• **What the task asks**:
Comb the records below for the string "Решите" and copy each line where it turns up.

• **Data for this exercise**:
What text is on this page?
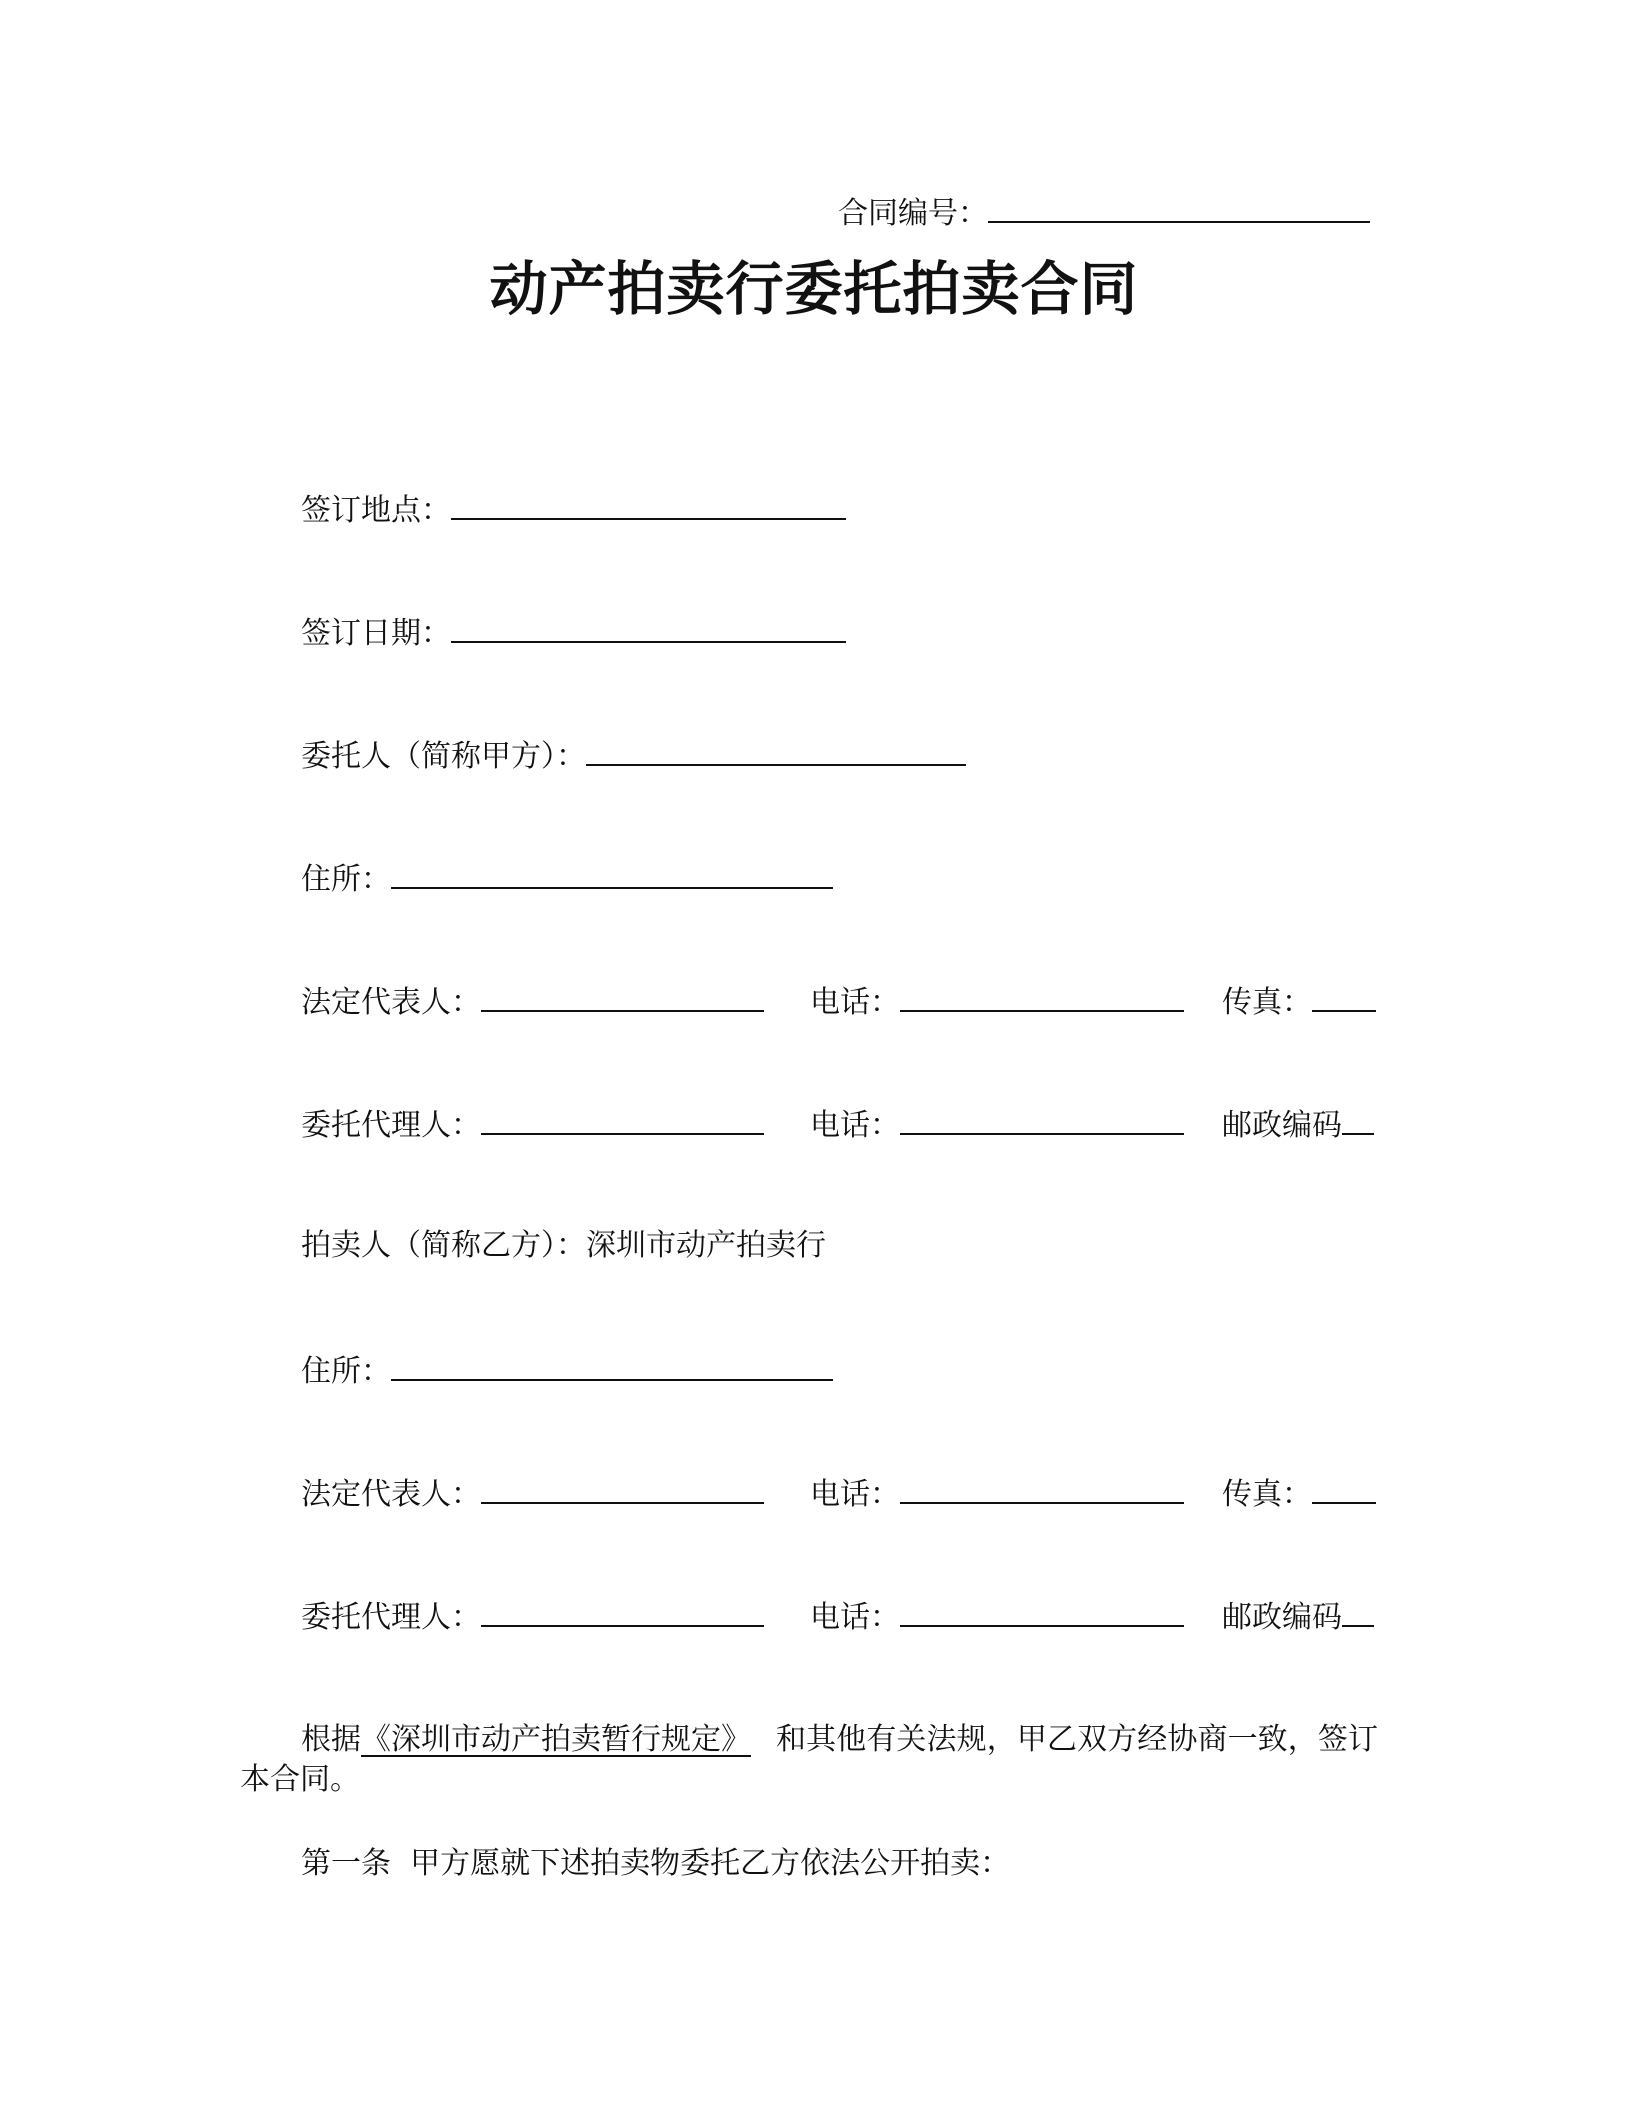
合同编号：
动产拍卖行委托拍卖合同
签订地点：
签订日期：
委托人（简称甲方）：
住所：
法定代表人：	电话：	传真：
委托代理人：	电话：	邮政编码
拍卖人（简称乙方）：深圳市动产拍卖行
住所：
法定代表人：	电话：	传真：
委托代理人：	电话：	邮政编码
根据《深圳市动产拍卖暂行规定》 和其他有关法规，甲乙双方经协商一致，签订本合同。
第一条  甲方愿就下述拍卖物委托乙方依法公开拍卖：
---
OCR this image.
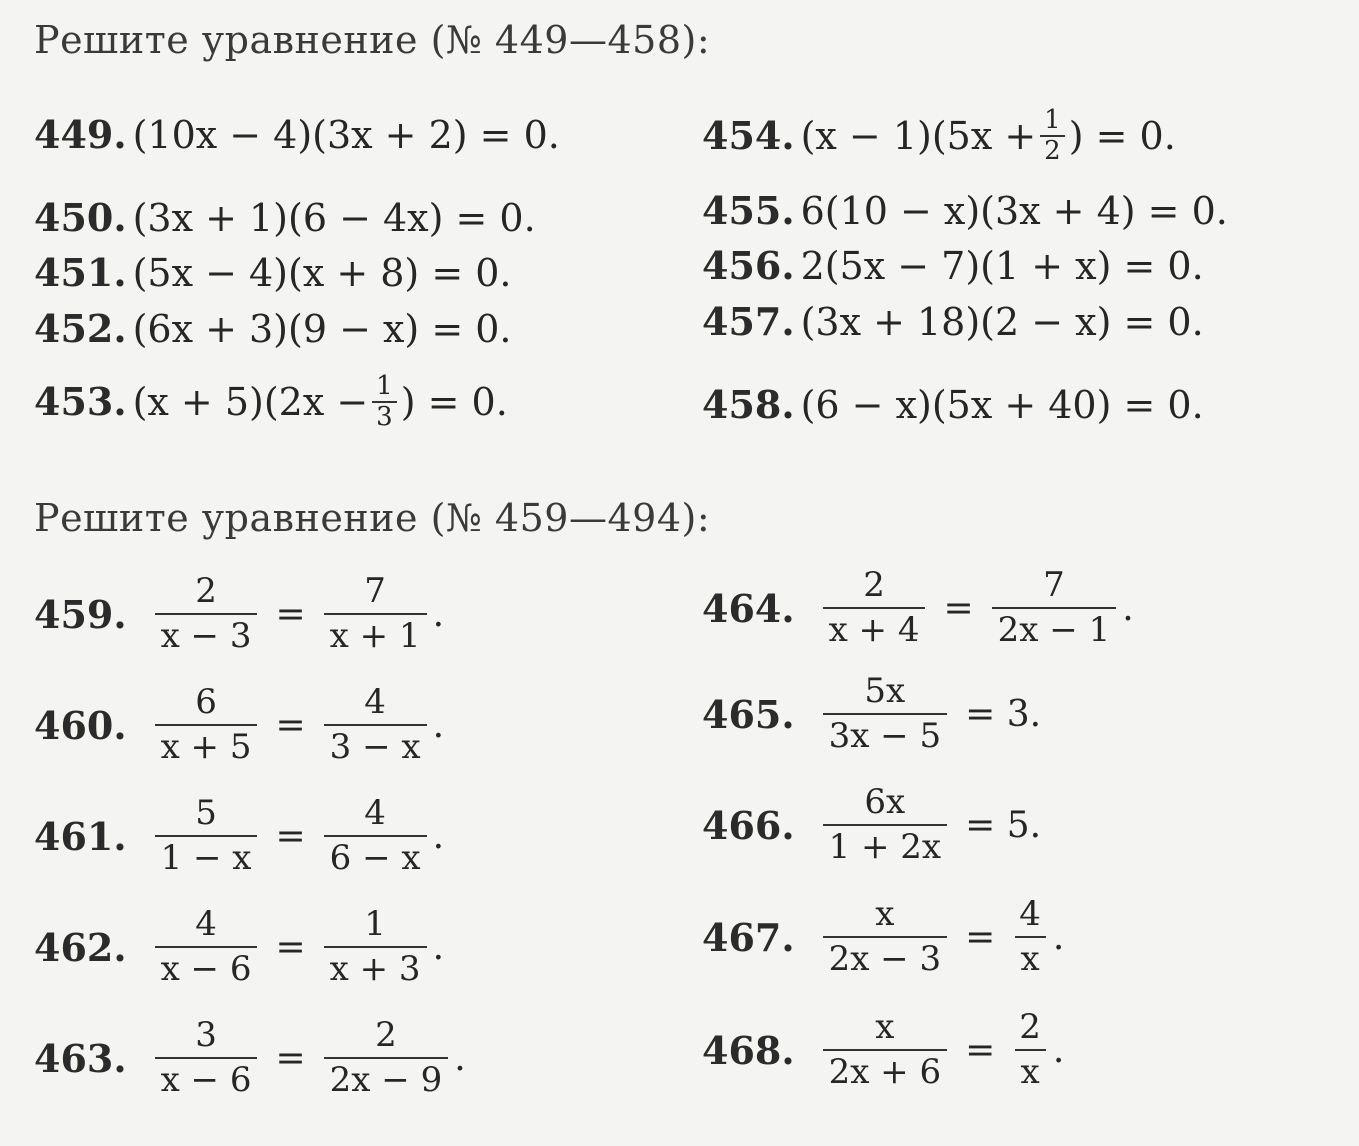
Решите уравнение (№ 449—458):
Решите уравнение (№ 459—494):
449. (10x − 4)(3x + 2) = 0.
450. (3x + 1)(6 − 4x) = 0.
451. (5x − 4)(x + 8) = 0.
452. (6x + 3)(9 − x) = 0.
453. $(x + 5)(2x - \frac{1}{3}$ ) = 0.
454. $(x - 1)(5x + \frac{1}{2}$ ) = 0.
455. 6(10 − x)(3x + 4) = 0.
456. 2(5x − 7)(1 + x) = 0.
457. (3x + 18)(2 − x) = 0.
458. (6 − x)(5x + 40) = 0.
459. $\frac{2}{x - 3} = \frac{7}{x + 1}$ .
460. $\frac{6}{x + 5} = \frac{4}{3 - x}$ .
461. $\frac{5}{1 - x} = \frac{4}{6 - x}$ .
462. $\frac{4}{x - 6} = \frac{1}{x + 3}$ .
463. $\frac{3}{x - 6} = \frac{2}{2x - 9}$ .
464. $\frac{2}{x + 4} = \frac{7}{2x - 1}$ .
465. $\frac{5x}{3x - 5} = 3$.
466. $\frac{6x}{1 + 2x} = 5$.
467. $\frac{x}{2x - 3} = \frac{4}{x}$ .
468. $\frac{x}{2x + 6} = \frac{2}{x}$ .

• **Problem solution**:
Решите уравнение (№ 449—458):
Решите уравнение (№ 459—494):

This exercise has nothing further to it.